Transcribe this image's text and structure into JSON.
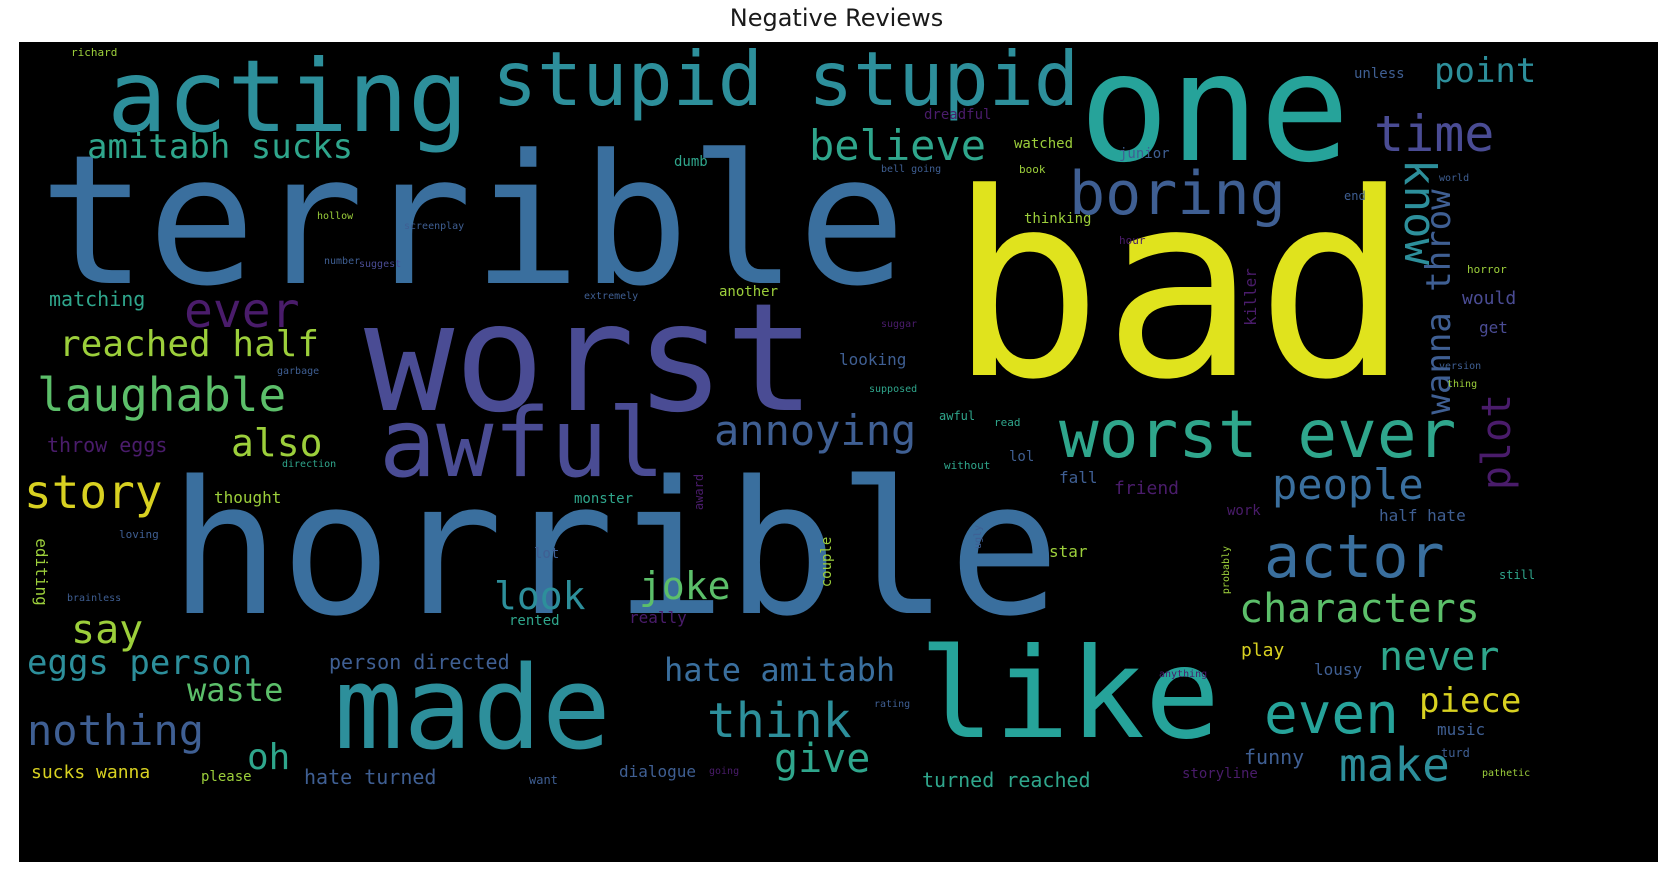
{
  "title": "Negative Reviews",
  "palette": {
    "background": "#000000",
    "yellow": "#e0e31d",
    "green": "#5cbf6a",
    "lime": "#9ccf3b",
    "teal": "#26a39a",
    "blue": "#3a6f9e",
    "steel": "#3f5f93",
    "indigo": "#4a4c94",
    "purple": "#4a1c6b"
  },
  "words": [
    {
      "text": "bad",
      "size": 255,
      "color": "#e0e31d",
      "rotate": 0
    },
    {
      "text": "terrible",
      "size": 180,
      "color": "#3a6f9e",
      "rotate": 0
    },
    {
      "text": "horrible",
      "size": 185,
      "color": "#3a6f9e",
      "rotate": 0
    },
    {
      "text": "worst",
      "size": 150,
      "color": "#4a4c94",
      "rotate": 0
    },
    {
      "text": "one",
      "size": 150,
      "color": "#26a39a",
      "rotate": 0
    },
    {
      "text": "made",
      "size": 115,
      "color": "#2d8f9b",
      "rotate": 0
    },
    {
      "text": "like",
      "size": 125,
      "color": "#26a39a",
      "rotate": 0
    },
    {
      "text": "acting",
      "size": 100,
      "color": "#2d8f9b",
      "rotate": 0
    },
    {
      "text": "stupid stupid",
      "size": 75,
      "color": "#2d8f9b",
      "rotate": 0
    },
    {
      "text": "awful",
      "size": 95,
      "color": "#4a4c94",
      "rotate": 0
    },
    {
      "text": "boring",
      "size": 60,
      "color": "#3f5f93",
      "rotate": 0
    },
    {
      "text": "worst ever",
      "size": 66,
      "color": "#2fa68c",
      "rotate": 0
    },
    {
      "text": "time",
      "size": 50,
      "color": "#4a4c94",
      "rotate": 0
    },
    {
      "text": "point",
      "size": 34,
      "color": "#2d8f9b",
      "rotate": 0
    },
    {
      "text": "believe",
      "size": 42,
      "color": "#2fa68c",
      "rotate": 0
    },
    {
      "text": "amitabh sucks",
      "size": 34,
      "color": "#2fa68c",
      "rotate": 0
    },
    {
      "text": "ever",
      "size": 48,
      "color": "#4a1c6b",
      "rotate": 0
    },
    {
      "text": "reached half",
      "size": 36,
      "color": "#9ccf3b",
      "rotate": 0
    },
    {
      "text": "laughable",
      "size": 46,
      "color": "#5cbf6a",
      "rotate": 0
    },
    {
      "text": "also",
      "size": 38,
      "color": "#9ccf3b",
      "rotate": 0
    },
    {
      "text": "annoying",
      "size": 42,
      "color": "#3f5f93",
      "rotate": 0
    },
    {
      "text": "story",
      "size": 46,
      "color": "#d8d121",
      "rotate": 0
    },
    {
      "text": "people",
      "size": 42,
      "color": "#3a6f9e",
      "rotate": 0
    },
    {
      "text": "actor",
      "size": 60,
      "color": "#3a6f9e",
      "rotate": 0
    },
    {
      "text": "characters",
      "size": 40,
      "color": "#5cbf6a",
      "rotate": 0
    },
    {
      "text": "never",
      "size": 40,
      "color": "#2fa68c",
      "rotate": 0
    },
    {
      "text": "even",
      "size": 56,
      "color": "#26a39a",
      "rotate": 0
    },
    {
      "text": "piece",
      "size": 34,
      "color": "#d8d121",
      "rotate": 0
    },
    {
      "text": "make",
      "size": 46,
      "color": "#2d8f9b",
      "rotate": 0
    },
    {
      "text": "look",
      "size": 38,
      "color": "#2d8f9b",
      "rotate": 0
    },
    {
      "text": "joke",
      "size": 38,
      "color": "#5cbf6a",
      "rotate": 0
    },
    {
      "text": "say",
      "size": 40,
      "color": "#9ccf3b",
      "rotate": 0
    },
    {
      "text": "eggs person",
      "size": 34,
      "color": "#2d8f9b",
      "rotate": 0
    },
    {
      "text": "waste",
      "size": 32,
      "color": "#5cbf6a",
      "rotate": 0
    },
    {
      "text": "nothing",
      "size": 42,
      "color": "#3f5f93",
      "rotate": 0
    },
    {
      "text": "think",
      "size": 48,
      "color": "#2d8f9b",
      "rotate": 0
    },
    {
      "text": "give",
      "size": 40,
      "color": "#2fa68c",
      "rotate": 0
    },
    {
      "text": "oh",
      "size": 36,
      "color": "#2fa68c",
      "rotate": 0
    },
    {
      "text": "hate amitabh",
      "size": 32,
      "color": "#3a6f9e",
      "rotate": 0
    },
    {
      "text": "know",
      "size": 44,
      "color": "#2d8f9b",
      "rotate": 90
    },
    {
      "text": "wanna throw",
      "size": 34,
      "color": "#3f5f93",
      "rotate": -90
    },
    {
      "text": "plot",
      "size": 40,
      "color": "#4a1c6b",
      "rotate": -90
    },
    {
      "text": "matching",
      "size": 20,
      "color": "#2fa68c",
      "rotate": 0
    },
    {
      "text": "throw eggs",
      "size": 20,
      "color": "#4a1c6b",
      "rotate": 0
    },
    {
      "text": "thought",
      "size": 16,
      "color": "#9ccf3b",
      "rotate": 0
    },
    {
      "text": "person directed",
      "size": 20,
      "color": "#3f5f93",
      "rotate": 0
    },
    {
      "text": "sucks wanna",
      "size": 18,
      "color": "#d8d121",
      "rotate": 0
    },
    {
      "text": "hate turned",
      "size": 20,
      "color": "#3f5f93",
      "rotate": 0
    },
    {
      "text": "turned reached",
      "size": 20,
      "color": "#2fa68c",
      "rotate": 0
    },
    {
      "text": "dialogue",
      "size": 16,
      "color": "#3f5f93",
      "rotate": 0
    },
    {
      "text": "funny",
      "size": 20,
      "color": "#3f5f93",
      "rotate": 0
    },
    {
      "text": "music",
      "size": 16,
      "color": "#3f5f93",
      "rotate": 0
    },
    {
      "text": "half hate",
      "size": 16,
      "color": "#3f5f93",
      "rotate": 0
    },
    {
      "text": "friend",
      "size": 18,
      "color": "#4a1c6b",
      "rotate": 0
    },
    {
      "text": "watched",
      "size": 14,
      "color": "#9ccf3b",
      "rotate": 0
    },
    {
      "text": "junior",
      "size": 14,
      "color": "#3f5f93",
      "rotate": 0
    },
    {
      "text": "thinking",
      "size": 14,
      "color": "#9ccf3b",
      "rotate": 0
    },
    {
      "text": "another",
      "size": 14,
      "color": "#9ccf3b",
      "rotate": 0
    },
    {
      "text": "would",
      "size": 18,
      "color": "#4a4c94",
      "rotate": 0
    },
    {
      "text": "unless",
      "size": 14,
      "color": "#3f5f93",
      "rotate": 0
    },
    {
      "text": "monster",
      "size": 14,
      "color": "#2fa68c",
      "rotate": 0
    },
    {
      "text": "editing",
      "size": 16,
      "color": "#9ccf3b",
      "rotate": 90
    },
    {
      "text": "killer",
      "size": 16,
      "color": "#4a1c6b",
      "rotate": -90
    },
    {
      "text": "couple",
      "size": 14,
      "color": "#9ccf3b",
      "rotate": -90
    },
    {
      "text": "rented",
      "size": 14,
      "color": "#2fa68c",
      "rotate": 0
    },
    {
      "text": "star",
      "size": 16,
      "color": "#9ccf3b",
      "rotate": 0
    },
    {
      "text": "play",
      "size": 18,
      "color": "#d8d121",
      "rotate": 0
    },
    {
      "text": "lousy",
      "size": 16,
      "color": "#3f5f93",
      "rotate": 0
    },
    {
      "text": "looking",
      "size": 16,
      "color": "#3f5f93",
      "rotate": 0
    },
    {
      "text": "really",
      "size": 16,
      "color": "#4a1c6b",
      "rotate": 0
    },
    {
      "text": "please",
      "size": 14,
      "color": "#9ccf3b",
      "rotate": 0
    },
    {
      "text": "lot",
      "size": 14,
      "color": "#3f5f93",
      "rotate": 0
    },
    {
      "text": "dumb",
      "size": 14,
      "color": "#2fa68c",
      "rotate": 0
    },
    {
      "text": "dreadful",
      "size": 14,
      "color": "#4a1c6b",
      "rotate": 0
    },
    {
      "text": "storyline",
      "size": 14,
      "color": "#4a1c6b",
      "rotate": 0
    },
    {
      "text": "work",
      "size": 14,
      "color": "#4a1c6b",
      "rotate": 0
    },
    {
      "text": "get",
      "size": 16,
      "color": "#4a4c94",
      "rotate": 0
    },
    {
      "text": "fall",
      "size": 16,
      "color": "#3f5f93",
      "rotate": 0
    },
    {
      "text": "richard",
      "size": 11,
      "color": "#9ccf3b",
      "rotate": 0
    },
    {
      "text": "want",
      "size": 12,
      "color": "#3f5f93",
      "rotate": 0
    },
    {
      "text": "turd",
      "size": 12,
      "color": "#3f5f93",
      "rotate": 0
    },
    {
      "text": "pathetic",
      "size": 10,
      "color": "#9ccf3b",
      "rotate": 0
    },
    {
      "text": "still",
      "size": 12,
      "color": "#2fa68c",
      "rotate": 0
    },
    {
      "text": "end",
      "size": 12,
      "color": "#3f5f93",
      "rotate": 0
    },
    {
      "text": "book",
      "size": 11,
      "color": "#9ccf3b",
      "rotate": 0
    },
    {
      "text": "hour",
      "size": 11,
      "color": "#4a1c6b",
      "rotate": 0
    },
    {
      "text": "horror",
      "size": 11,
      "color": "#9ccf3b",
      "rotate": 0
    },
    {
      "text": "version",
      "size": 10,
      "color": "#3f5f93",
      "rotate": 0
    },
    {
      "text": "thing",
      "size": 10,
      "color": "#9ccf3b",
      "rotate": 0
    },
    {
      "text": "world",
      "size": 10,
      "color": "#3f5f93",
      "rotate": 0
    },
    {
      "text": "read",
      "size": 11,
      "color": "#2fa68c",
      "rotate": 0
    },
    {
      "text": "without",
      "size": 11,
      "color": "#2fa68c",
      "rotate": 0
    },
    {
      "text": "lol",
      "size": 14,
      "color": "#3f5f93",
      "rotate": 0
    },
    {
      "text": "awful",
      "size": 12,
      "color": "#2fa68c",
      "rotate": 0
    },
    {
      "text": "anything",
      "size": 10,
      "color": "#4a1c6b",
      "rotate": 0
    },
    {
      "text": "probably",
      "size": 10,
      "color": "#9ccf3b",
      "rotate": -90
    },
    {
      "text": "rating",
      "size": 10,
      "color": "#3f5f93",
      "rotate": 0
    },
    {
      "text": "garbage",
      "size": 10,
      "color": "#3f5f93",
      "rotate": 0
    },
    {
      "text": "suggest",
      "size": 10,
      "color": "#4a4c94",
      "rotate": 0
    },
    {
      "text": "number",
      "size": 10,
      "color": "#3f5f93",
      "rotate": 0
    },
    {
      "text": "loving",
      "size": 11,
      "color": "#3f5f93",
      "rotate": 0
    },
    {
      "text": "bell going",
      "size": 10,
      "color": "#3f5f93",
      "rotate": 0
    },
    {
      "text": "extremely",
      "size": 10,
      "color": "#3f5f93",
      "rotate": 0
    },
    {
      "text": "going",
      "size": 10,
      "color": "#4a1c6b",
      "rotate": 0
    },
    {
      "text": "direction",
      "size": 10,
      "color": "#2fa68c",
      "rotate": 0
    },
    {
      "text": "hollow",
      "size": 10,
      "color": "#9ccf3b",
      "rotate": 0
    },
    {
      "text": "screenplay",
      "size": 10,
      "color": "#3f5f93",
      "rotate": 0
    },
    {
      "text": "brainless",
      "size": 10,
      "color": "#3f5f93",
      "rotate": 0
    },
    {
      "text": "ugly",
      "size": 10,
      "color": "#3f5f93",
      "rotate": -90
    },
    {
      "text": "award",
      "size": 12,
      "color": "#4a1c6b",
      "rotate": -90
    },
    {
      "text": "suggar",
      "size": 10,
      "color": "#4a1c6b",
      "rotate": 0
    },
    {
      "text": "supposed",
      "size": 10,
      "color": "#2fa68c",
      "rotate": 0
    }
  ]
}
☆ ☆ ☆ ☆ ☆
Task instructions:
Copy each line in the data that holds the word "hate".

Solution:
      "text": "hate amitabh",
      "text": "hate turned",
      "text": "half hate",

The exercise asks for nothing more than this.